● **Provided entries**

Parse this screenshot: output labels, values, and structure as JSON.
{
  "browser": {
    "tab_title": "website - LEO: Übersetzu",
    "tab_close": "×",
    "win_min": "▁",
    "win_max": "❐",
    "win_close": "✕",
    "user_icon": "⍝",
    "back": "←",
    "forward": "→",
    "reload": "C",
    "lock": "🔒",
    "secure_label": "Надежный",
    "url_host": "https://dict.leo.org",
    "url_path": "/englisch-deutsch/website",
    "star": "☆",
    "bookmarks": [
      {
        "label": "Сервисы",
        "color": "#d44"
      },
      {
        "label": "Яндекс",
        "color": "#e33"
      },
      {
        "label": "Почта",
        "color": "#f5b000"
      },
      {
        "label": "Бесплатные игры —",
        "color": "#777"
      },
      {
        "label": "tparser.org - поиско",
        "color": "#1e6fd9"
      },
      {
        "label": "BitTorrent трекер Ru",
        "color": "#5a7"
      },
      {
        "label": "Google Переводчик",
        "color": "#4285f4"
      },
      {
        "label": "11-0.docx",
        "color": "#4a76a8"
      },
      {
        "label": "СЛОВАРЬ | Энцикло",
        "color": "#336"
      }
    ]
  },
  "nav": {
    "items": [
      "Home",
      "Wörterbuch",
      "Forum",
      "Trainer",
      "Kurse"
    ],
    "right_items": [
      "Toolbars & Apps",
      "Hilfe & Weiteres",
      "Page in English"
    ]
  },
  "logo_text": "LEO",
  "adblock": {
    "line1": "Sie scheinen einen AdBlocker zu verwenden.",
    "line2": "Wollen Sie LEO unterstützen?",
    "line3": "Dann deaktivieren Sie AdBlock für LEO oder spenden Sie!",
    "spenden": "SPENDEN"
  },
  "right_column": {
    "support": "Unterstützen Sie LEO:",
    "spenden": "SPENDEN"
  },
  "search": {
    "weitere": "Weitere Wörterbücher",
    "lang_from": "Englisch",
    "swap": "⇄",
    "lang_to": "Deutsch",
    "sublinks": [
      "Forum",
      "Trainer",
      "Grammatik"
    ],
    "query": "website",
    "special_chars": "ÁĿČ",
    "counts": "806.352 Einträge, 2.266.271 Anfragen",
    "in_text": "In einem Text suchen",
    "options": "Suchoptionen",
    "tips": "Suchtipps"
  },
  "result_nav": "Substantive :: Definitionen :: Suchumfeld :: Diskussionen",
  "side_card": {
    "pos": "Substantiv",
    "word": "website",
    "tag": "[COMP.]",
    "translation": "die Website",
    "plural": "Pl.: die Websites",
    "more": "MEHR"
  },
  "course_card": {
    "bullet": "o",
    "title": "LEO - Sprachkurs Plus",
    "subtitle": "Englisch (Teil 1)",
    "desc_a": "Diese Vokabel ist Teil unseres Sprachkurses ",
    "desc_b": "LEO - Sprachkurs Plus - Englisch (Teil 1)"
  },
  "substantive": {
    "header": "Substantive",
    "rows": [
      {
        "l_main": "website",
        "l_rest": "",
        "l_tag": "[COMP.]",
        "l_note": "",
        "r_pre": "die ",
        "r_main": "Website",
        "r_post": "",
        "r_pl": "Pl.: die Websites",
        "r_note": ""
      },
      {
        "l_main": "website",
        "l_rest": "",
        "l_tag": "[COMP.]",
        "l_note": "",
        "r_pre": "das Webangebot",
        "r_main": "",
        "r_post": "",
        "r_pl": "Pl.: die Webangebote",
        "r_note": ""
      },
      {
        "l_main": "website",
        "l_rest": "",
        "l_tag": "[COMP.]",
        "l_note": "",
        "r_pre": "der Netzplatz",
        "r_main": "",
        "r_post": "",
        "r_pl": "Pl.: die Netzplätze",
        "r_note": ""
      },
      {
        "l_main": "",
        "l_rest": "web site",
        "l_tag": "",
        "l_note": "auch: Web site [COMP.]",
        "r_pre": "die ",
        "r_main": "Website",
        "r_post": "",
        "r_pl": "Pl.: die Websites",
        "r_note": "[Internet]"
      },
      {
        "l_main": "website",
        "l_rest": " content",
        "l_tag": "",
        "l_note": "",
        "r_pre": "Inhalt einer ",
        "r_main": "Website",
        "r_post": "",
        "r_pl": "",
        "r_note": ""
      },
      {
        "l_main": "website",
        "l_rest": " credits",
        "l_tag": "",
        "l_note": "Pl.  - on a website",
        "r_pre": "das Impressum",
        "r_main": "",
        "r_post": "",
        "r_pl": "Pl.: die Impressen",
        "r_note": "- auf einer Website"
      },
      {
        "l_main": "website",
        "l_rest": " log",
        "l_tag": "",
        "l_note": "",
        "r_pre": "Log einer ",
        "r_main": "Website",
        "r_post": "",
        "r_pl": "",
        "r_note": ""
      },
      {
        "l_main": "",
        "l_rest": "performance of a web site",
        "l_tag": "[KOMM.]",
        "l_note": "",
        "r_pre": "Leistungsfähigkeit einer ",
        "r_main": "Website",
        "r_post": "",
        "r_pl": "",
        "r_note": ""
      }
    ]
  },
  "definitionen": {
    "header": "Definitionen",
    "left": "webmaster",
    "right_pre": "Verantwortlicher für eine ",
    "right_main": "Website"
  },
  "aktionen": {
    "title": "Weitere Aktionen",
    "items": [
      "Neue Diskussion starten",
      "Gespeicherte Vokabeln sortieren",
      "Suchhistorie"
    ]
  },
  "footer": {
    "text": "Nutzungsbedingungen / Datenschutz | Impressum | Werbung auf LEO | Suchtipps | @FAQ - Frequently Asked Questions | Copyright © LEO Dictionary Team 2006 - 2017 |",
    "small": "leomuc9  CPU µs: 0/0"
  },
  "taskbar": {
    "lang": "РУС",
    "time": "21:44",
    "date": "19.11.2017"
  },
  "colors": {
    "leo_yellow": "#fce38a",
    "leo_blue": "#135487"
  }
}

● **Written problem**
Repeat every entry word for word.

● **Solution to the problem**
Parse this screenshot: output labels, values, and structure as JSON.
{
  "browser": {
    "tab_title": "website - LEO: Übersetzu",
    "tab_close": "×",
    "win_min": "▁",
    "win_max": "❐",
    "win_close": "✕",
    "user_icon": "⍝",
    "back": "←",
    "forward": "→",
    "reload": "C",
    "lock": "🔒",
    "secure_label": "Надежный",
    "url_host": "https://dict.leo.org",
    "url_path": "/englisch-deutsch/website",
    "star": "☆",
    "bookmarks": [
      {
        "label": "Сервисы",
        "color": "#d44"
      },
      {
        "label": "Яндекс",
        "color": "#e33"
      },
      {
        "label": "Почта",
        "color": "#f5b000"
      },
      {
        "label": "Бесплатные игры —",
        "color": "#777"
      },
      {
        "label": "tparser.org - поиско",
        "color": "#1e6fd9"
      },
      {
        "label": "BitTorrent трекер Ru",
        "color": "#5a7"
      },
      {
        "label": "Google Переводчик",
        "color": "#4285f4"
      },
      {
        "label": "11-0.docx",
        "color": "#4a76a8"
      },
      {
        "label": "СЛОВАРЬ | Энцикло",
        "color": "#336"
      }
    ]
  },
  "nav": {
    "items": [
      "Home",
      "Wörterbuch",
      "Forum",
      "Trainer",
      "Kurse"
    ],
    "right_items": [
      "Toolbars & Apps",
      "Hilfe & Weiteres",
      "Page in English"
    ]
  },
  "logo_text": "LEO",
  "adblock": {
    "line1": "Sie scheinen einen AdBlocker zu verwenden.",
    "line2": "Wollen Sie LEO unterstützen?",
    "line3": "Dann deaktivieren Sie AdBlock für LEO oder spenden Sie!",
    "spenden": "SPENDEN"
  },
  "right_column": {
    "support": "Unterstützen Sie LEO:",
    "spenden": "SPENDEN"
  },
  "search": {
    "weitere": "Weitere Wörterbücher",
    "lang_from": "Englisch",
    "swap": "⇄",
    "lang_to": "Deutsch",
    "sublinks": [
      "Forum",
      "Trainer",
      "Grammatik"
    ],
    "query": "website",
    "special_chars": "ÁĿČ",
    "counts": "806.352 Einträge, 2.266.271 Anfragen",
    "in_text": "In einem Text suchen",
    "options": "Suchoptionen",
    "tips": "Suchtipps"
  },
  "result_nav": "Substantive :: Definitionen :: Suchumfeld :: Diskussionen",
  "side_card": {
    "pos": "Substantiv",
    "word": "website",
    "tag": "[COMP.]",
    "translation": "die Website",
    "plural": "Pl.: die Websites",
    "more": "MEHR"
  },
  "course_card": {
    "bullet": "o",
    "title": "LEO - Sprachkurs Plus",
    "subtitle": "Englisch (Teil 1)",
    "desc_a": "Diese Vokabel ist Teil unseres Sprachkurses ",
    "desc_b": "LEO - Sprachkurs Plus - Englisch (Teil 1)"
  },
  "substantive": {
    "header": "Substantive",
    "rows": [
      {
        "l_main": "website",
        "l_rest": "",
        "l_tag": "[COMP.]",
        "l_note": "",
        "r_pre": "die ",
        "r_main": "Website",
        "r_post": "",
        "r_pl": "Pl.: die Websites",
        "r_note": ""
      },
      {
        "l_main": "website",
        "l_rest": "",
        "l_tag": "[COMP.]",
        "l_note": "",
        "r_pre": "das Webangebot",
        "r_main": "",
        "r_post": "",
        "r_pl": "Pl.: die Webangebote",
        "r_note": ""
      },
      {
        "l_main": "website",
        "l_rest": "",
        "l_tag": "[COMP.]",
        "l_note": "",
        "r_pre": "der Netzplatz",
        "r_main": "",
        "r_post": "",
        "r_pl": "Pl.: die Netzplätze",
        "r_note": ""
      },
      {
        "l_main": "",
        "l_rest": "web site",
        "l_tag": "",
        "l_note": "auch: Web site [COMP.]",
        "r_pre": "die ",
        "r_main": "Website",
        "r_post": "",
        "r_pl": "Pl.: die Websites",
        "r_note": "[Internet]"
      },
      {
        "l_main": "website",
        "l_rest": " content",
        "l_tag": "",
        "l_note": "",
        "r_pre": "Inhalt einer ",
        "r_main": "Website",
        "r_post": "",
        "r_pl": "",
        "r_note": ""
      },
      {
        "l_main": "website",
        "l_rest": " credits",
        "l_tag": "",
        "l_note": "Pl.  - on a website",
        "r_pre": "das Impressum",
        "r_main": "",
        "r_post": "",
        "r_pl": "Pl.: die Impressen",
        "r_note": "- auf einer Website"
      },
      {
        "l_main": "website",
        "l_rest": " log",
        "l_tag": "",
        "l_note": "",
        "r_pre": "Log einer ",
        "r_main": "Website",
        "r_post": "",
        "r_pl": "",
        "r_note": ""
      },
      {
        "l_main": "",
        "l_rest": "performance of a web site",
        "l_tag": "[KOMM.]",
        "l_note": "",
        "r_pre": "Leistungsfähigkeit einer ",
        "r_main": "Website",
        "r_post": "",
        "r_pl": "",
        "r_note": ""
      }
    ]
  },
  "definitionen": {
    "header": "Definitionen",
    "left": "webmaster",
    "right_pre": "Verantwortlicher für eine ",
    "right_main": "Website"
  },
  "aktionen": {
    "title": "Weitere Aktionen",
    "items": [
      "Neue Diskussion starten",
      "Gespeicherte Vokabeln sortieren",
      "Suchhistorie"
    ]
  },
  "footer": {
    "text": "Nutzungsbedingungen / Datenschutz | Impressum | Werbung auf LEO | Suchtipps | @FAQ - Frequently Asked Questions | Copyright © LEO Dictionary Team 2006 - 2017 |",
    "small": "leomuc9  CPU µs: 0/0"
  },
  "taskbar": {
    "lang": "РУС",
    "time": "21:44",
    "date": "19.11.2017"
  },
  "colors": {
    "leo_yellow": "#fce38a",
    "leo_blue": "#135487"
  }
}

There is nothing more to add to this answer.